## [Problem to solve]
Pull out every line below that holds the word "color".
.....
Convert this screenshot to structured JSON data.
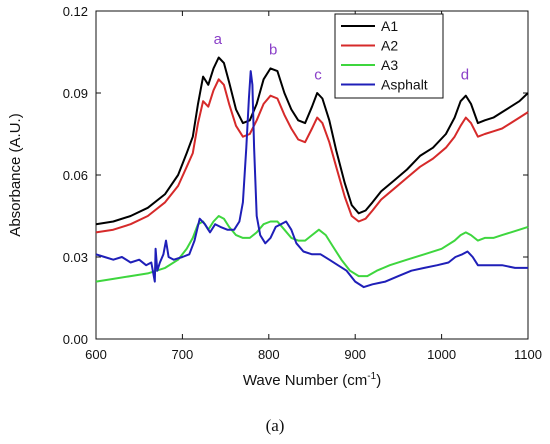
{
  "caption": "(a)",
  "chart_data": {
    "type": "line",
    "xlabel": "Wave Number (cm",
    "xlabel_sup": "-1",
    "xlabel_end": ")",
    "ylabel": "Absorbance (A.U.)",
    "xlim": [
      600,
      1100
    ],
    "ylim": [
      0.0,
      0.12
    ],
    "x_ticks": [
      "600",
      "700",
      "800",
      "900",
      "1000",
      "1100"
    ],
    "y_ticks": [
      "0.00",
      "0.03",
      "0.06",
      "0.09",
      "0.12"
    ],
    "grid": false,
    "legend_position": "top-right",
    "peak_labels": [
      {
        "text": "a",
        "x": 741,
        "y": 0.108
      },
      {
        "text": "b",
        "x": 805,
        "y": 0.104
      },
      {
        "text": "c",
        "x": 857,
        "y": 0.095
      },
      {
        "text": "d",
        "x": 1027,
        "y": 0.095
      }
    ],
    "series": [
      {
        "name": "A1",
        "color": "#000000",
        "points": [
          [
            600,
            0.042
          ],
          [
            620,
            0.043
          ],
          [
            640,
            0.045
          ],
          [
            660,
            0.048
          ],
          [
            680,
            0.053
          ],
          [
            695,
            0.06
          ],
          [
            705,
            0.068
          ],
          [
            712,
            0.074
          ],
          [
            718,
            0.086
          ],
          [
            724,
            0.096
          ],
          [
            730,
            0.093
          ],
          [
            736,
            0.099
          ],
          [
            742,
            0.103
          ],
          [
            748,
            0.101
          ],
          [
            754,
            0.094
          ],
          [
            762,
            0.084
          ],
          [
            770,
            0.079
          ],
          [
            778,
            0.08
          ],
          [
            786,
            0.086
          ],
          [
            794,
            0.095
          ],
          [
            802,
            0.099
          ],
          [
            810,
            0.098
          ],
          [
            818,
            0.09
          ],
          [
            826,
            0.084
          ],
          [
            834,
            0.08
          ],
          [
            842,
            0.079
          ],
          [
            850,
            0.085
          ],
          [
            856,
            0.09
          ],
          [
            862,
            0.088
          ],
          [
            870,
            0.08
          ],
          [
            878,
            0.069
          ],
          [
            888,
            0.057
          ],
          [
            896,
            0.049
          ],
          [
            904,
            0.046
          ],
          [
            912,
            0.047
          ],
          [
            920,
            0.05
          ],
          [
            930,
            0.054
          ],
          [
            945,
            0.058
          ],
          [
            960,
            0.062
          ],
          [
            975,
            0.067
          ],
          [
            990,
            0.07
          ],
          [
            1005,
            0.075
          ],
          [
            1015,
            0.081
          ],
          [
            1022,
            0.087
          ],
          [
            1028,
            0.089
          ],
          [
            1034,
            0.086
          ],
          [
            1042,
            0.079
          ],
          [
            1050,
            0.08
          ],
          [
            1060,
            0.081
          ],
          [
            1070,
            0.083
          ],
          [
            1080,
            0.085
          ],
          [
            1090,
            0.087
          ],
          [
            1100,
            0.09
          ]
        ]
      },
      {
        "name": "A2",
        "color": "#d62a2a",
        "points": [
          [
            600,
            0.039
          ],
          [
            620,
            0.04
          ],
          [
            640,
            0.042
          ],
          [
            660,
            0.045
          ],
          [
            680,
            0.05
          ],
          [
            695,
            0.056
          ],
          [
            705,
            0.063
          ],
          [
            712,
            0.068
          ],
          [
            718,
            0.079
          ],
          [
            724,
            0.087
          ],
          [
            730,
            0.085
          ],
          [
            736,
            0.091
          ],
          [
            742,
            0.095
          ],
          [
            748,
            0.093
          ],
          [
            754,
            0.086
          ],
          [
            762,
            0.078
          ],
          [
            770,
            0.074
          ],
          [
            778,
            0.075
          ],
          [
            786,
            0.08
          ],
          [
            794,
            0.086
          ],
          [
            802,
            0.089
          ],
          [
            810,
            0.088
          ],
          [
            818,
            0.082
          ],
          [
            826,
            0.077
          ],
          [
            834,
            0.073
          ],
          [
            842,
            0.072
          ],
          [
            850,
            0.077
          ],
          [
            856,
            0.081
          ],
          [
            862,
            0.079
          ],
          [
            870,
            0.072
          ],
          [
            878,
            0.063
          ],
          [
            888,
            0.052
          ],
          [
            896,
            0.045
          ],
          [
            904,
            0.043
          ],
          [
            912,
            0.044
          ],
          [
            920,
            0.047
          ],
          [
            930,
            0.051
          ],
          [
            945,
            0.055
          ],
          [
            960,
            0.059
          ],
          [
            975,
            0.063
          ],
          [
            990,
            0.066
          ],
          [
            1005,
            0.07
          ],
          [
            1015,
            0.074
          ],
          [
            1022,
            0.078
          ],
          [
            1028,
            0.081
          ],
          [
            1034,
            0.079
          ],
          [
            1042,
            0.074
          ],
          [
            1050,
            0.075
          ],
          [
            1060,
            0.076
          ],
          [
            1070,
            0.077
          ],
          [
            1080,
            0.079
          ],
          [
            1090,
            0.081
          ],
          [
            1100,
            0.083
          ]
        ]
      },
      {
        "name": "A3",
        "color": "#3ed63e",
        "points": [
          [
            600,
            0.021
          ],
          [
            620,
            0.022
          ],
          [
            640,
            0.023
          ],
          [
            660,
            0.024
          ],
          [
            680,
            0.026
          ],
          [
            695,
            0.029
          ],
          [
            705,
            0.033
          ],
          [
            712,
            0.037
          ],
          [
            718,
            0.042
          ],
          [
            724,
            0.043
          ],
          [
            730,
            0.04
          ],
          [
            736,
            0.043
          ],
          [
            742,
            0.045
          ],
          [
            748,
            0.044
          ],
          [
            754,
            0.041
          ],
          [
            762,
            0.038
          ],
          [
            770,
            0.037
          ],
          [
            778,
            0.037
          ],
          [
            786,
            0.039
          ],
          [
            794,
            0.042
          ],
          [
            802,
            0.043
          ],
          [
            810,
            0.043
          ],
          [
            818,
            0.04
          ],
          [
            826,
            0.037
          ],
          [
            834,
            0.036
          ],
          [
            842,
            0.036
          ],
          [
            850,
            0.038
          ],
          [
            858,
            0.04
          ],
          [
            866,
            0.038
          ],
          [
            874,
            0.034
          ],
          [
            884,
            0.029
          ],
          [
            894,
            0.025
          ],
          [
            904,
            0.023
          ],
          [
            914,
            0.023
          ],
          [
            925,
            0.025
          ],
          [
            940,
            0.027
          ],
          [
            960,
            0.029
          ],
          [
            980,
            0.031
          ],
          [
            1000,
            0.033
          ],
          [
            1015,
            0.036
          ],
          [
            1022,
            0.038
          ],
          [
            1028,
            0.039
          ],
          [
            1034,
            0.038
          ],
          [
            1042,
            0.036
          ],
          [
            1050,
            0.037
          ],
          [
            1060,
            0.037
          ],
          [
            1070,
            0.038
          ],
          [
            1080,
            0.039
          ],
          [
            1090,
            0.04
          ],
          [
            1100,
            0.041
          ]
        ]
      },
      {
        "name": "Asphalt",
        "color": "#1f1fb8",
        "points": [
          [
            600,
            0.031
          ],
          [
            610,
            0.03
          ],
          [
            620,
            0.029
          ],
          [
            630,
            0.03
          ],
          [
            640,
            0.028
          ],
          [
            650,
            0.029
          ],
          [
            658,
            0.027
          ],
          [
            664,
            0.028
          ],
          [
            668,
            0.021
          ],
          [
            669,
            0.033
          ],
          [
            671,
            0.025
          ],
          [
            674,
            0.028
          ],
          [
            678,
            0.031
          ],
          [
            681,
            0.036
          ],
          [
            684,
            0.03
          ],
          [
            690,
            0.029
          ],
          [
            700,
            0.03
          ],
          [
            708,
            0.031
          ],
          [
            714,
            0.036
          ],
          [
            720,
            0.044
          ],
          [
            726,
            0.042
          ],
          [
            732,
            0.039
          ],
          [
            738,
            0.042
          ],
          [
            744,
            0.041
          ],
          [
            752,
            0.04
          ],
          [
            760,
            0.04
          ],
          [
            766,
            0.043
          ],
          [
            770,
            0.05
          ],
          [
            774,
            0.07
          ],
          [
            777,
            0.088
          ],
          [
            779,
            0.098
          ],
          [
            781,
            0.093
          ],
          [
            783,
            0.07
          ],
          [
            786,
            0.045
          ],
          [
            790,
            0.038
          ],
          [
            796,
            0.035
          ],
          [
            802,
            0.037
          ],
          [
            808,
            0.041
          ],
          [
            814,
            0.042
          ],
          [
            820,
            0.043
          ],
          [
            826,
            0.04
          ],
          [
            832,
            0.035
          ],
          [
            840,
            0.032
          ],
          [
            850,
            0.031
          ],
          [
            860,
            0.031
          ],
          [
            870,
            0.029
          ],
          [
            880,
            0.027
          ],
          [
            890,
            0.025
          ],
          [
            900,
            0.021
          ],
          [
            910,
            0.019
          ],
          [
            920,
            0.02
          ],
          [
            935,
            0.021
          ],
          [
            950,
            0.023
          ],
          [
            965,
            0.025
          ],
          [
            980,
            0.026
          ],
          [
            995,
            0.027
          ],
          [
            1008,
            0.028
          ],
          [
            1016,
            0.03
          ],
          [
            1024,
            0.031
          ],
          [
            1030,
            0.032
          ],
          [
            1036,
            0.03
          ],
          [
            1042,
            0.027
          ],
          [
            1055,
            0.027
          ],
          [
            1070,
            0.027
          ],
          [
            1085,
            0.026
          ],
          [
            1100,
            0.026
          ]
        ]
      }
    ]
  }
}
.....
## [Result of the exercise]
        "color": "#000000",
        "color": "#d62a2a",
        "color": "#3ed63e",
        "color": "#1f1fb8",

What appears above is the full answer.